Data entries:
■ ■ ■ ■ ■ ■ ■

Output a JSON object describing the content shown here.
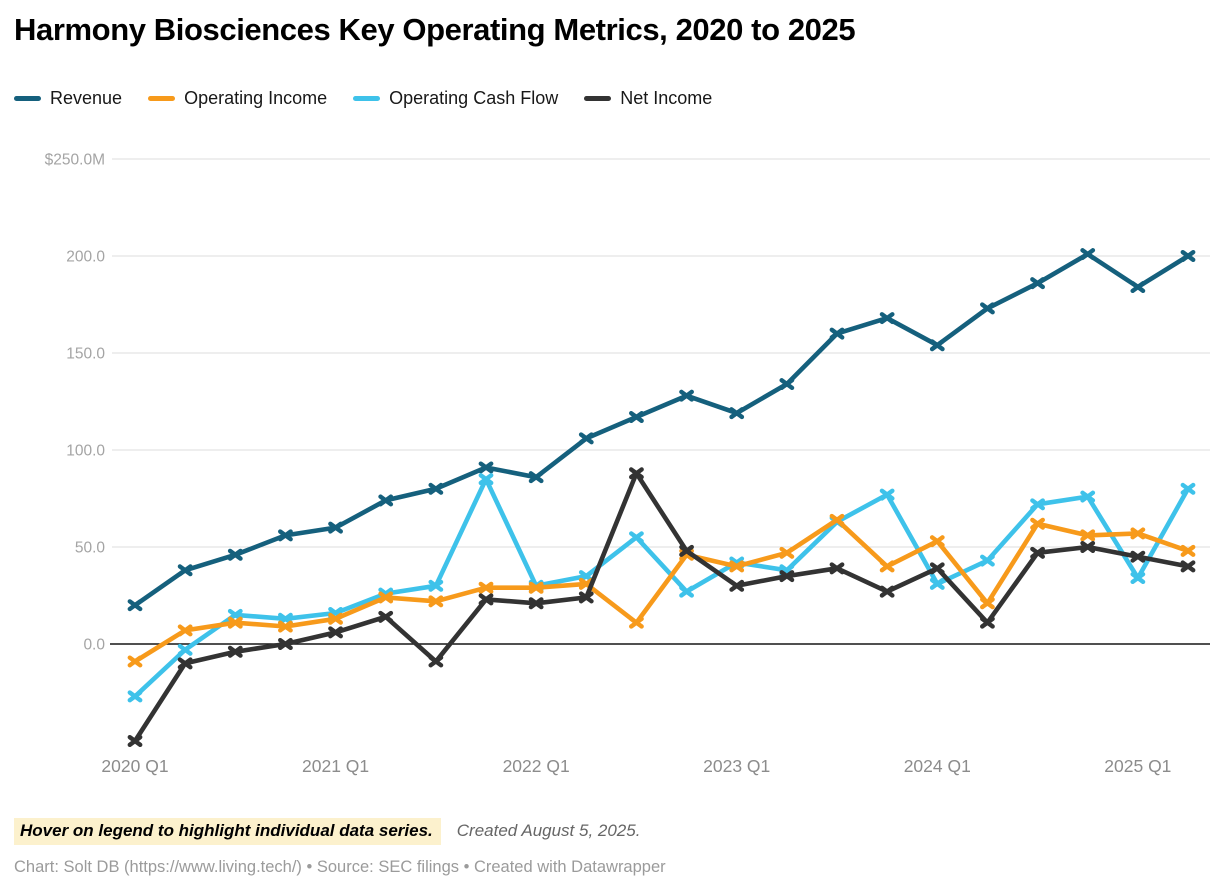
{
  "title": "Harmony Biosciences Key Operating Metrics, 2020 to 2025",
  "legend": {
    "items": [
      {
        "label": "Revenue",
        "color": "#15607d"
      },
      {
        "label": "Operating Income",
        "color": "#f79a1b"
      },
      {
        "label": "Operating Cash Flow",
        "color": "#3ec2ea"
      },
      {
        "label": "Net Income",
        "color": "#333333"
      }
    ]
  },
  "chart_data": {
    "type": "line",
    "title": "Harmony Biosciences Key Operating Metrics, 2020 to 2025",
    "unit": "USD millions",
    "x": [
      "2020 Q1",
      "2020 Q2",
      "2020 Q3",
      "2020 Q4",
      "2021 Q1",
      "2021 Q2",
      "2021 Q3",
      "2021 Q4",
      "2022 Q1",
      "2022 Q2",
      "2022 Q3",
      "2022 Q4",
      "2023 Q1",
      "2023 Q2",
      "2023 Q3",
      "2023 Q4",
      "2024 Q1",
      "2024 Q2",
      "2024 Q3",
      "2024 Q4",
      "2025 Q1",
      "2025 Q2"
    ],
    "x_tick_labels": [
      "2020 Q1",
      "2021 Q1",
      "2022 Q1",
      "2023 Q1",
      "2024 Q1",
      "2025 Q1"
    ],
    "tick_indices": [
      0,
      4,
      8,
      12,
      16,
      20
    ],
    "y_ticks": [
      0,
      50,
      100,
      150,
      200,
      250
    ],
    "y_tick_labels": [
      "0.0",
      "50.0",
      "100.0",
      "150.0",
      "200.0",
      "$250.0M"
    ],
    "ylim": [
      -55,
      255
    ],
    "grid": "horizontal",
    "legend_position": "top-left",
    "marker": "x-cross",
    "series": [
      {
        "name": "Revenue",
        "color": "#15607d",
        "values": [
          20,
          38,
          46,
          56,
          60,
          74,
          80,
          91,
          86,
          106,
          117,
          128,
          119,
          134,
          160,
          168,
          154,
          173,
          186,
          201,
          184,
          200
        ]
      },
      {
        "name": "Operating Cash Flow",
        "color": "#3ec2ea",
        "values": [
          -27,
          -3,
          15,
          13,
          16,
          26,
          30,
          85,
          30,
          35,
          55,
          27,
          42,
          38,
          63,
          77,
          31,
          43,
          72,
          76,
          34,
          80
        ]
      },
      {
        "name": "Operating Income",
        "color": "#f79a1b",
        "values": [
          -9,
          7,
          11,
          9,
          13,
          24,
          22,
          29,
          29,
          31,
          11,
          46,
          40,
          47,
          64,
          40,
          53,
          21,
          62,
          56,
          57,
          48
        ]
      },
      {
        "name": "Net Income",
        "color": "#333333",
        "values": [
          -50,
          -10,
          -4,
          0,
          6,
          14,
          -9,
          23,
          21,
          24,
          88,
          48,
          30,
          35,
          39,
          27,
          39,
          11,
          47,
          50,
          45,
          40
        ]
      }
    ]
  },
  "footer": {
    "hover_note": "Hover on legend to highlight individual data series.",
    "created": "Created August 5, 2025.",
    "attribution": "Chart: Solt DB (https://www.living.tech/) • Source: SEC filings • Created with Datawrapper"
  }
}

■ ■ ■ ■ ■ ■ ■

— TASK INSTRUCTIONS —
Look through the listing and extract every line with "Cash" in it.

— TASK RESULT —
        "label": "Operating Cash Flow",
        "name": "Operating Cash Flow",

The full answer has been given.